§ **WHAT TO WORK ON**
List all lines of the data containing the word "rRNA".

(Stored dataset items)
_____
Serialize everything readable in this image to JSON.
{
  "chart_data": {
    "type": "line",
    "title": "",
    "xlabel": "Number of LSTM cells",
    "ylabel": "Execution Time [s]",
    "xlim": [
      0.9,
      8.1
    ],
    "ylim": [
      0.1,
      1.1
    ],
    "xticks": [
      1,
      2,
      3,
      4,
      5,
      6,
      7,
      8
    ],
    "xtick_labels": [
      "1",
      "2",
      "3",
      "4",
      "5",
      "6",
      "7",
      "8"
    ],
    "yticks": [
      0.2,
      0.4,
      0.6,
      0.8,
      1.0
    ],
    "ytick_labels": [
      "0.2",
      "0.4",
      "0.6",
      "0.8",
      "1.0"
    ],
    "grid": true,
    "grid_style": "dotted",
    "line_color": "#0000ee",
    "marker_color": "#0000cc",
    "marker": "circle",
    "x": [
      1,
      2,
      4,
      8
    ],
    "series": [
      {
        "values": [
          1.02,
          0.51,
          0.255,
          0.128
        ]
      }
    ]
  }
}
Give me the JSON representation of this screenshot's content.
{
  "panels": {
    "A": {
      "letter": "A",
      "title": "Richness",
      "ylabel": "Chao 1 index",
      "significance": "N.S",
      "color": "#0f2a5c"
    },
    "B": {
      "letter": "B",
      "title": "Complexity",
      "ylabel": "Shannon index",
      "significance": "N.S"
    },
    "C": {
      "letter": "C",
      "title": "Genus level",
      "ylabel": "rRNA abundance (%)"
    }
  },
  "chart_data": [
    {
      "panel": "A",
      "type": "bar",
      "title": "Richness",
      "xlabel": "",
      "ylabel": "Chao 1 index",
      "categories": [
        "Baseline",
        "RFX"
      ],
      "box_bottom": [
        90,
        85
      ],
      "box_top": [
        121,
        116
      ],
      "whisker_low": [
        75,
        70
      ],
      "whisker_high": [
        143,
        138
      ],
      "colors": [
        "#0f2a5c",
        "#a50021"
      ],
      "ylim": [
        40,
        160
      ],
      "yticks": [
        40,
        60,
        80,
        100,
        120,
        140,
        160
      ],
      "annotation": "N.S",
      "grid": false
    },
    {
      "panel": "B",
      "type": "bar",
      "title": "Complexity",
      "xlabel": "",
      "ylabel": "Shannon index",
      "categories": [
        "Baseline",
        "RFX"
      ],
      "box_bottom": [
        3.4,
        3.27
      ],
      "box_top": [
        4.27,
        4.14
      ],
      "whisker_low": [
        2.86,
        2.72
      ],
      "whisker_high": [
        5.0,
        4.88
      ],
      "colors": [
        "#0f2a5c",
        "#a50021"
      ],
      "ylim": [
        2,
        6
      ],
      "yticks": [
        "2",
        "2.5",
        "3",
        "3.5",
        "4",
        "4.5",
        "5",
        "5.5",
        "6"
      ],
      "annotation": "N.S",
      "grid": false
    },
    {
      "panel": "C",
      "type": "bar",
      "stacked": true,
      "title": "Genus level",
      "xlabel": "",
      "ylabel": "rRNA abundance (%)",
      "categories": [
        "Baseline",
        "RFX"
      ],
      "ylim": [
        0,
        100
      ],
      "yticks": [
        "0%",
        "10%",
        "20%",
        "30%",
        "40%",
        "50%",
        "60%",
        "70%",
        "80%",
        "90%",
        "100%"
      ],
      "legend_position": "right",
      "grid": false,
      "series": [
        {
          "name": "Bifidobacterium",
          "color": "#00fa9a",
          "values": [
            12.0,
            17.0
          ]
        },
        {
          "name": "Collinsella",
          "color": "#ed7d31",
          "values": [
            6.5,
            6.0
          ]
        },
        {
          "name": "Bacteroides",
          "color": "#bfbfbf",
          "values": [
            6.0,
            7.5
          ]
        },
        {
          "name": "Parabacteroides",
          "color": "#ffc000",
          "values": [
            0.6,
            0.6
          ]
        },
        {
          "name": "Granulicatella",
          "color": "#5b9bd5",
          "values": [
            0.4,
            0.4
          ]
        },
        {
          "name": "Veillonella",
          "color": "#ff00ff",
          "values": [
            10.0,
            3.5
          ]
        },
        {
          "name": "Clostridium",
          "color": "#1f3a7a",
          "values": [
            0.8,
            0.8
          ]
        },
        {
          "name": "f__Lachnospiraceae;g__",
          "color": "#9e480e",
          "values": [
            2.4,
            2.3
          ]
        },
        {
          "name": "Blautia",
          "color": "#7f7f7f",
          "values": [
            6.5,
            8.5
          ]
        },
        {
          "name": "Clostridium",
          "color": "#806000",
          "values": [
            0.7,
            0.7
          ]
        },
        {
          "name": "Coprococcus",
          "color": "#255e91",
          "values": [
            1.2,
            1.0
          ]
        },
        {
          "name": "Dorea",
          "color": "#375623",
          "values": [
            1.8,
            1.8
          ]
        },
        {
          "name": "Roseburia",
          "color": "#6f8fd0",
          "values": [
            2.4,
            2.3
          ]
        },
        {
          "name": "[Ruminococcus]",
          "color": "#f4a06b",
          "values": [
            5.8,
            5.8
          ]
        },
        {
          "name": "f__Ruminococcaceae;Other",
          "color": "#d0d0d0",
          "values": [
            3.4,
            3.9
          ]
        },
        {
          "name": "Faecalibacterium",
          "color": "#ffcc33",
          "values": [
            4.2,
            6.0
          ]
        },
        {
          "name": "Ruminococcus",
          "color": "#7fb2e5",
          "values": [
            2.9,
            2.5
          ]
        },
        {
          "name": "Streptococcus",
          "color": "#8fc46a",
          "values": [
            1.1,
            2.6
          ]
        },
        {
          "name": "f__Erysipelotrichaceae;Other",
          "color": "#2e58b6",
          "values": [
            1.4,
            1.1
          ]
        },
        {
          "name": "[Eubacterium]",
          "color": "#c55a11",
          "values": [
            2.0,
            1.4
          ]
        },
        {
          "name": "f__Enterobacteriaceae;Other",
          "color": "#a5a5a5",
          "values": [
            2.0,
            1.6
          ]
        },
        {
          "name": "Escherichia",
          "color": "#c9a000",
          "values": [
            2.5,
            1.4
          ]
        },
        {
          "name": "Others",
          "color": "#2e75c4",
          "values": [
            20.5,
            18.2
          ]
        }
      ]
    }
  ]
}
_____
§ **ANSWER TO THIS TASK**
      "ylabel": "rRNA abundance (%)"
      "ylabel": "rRNA abundance (%)",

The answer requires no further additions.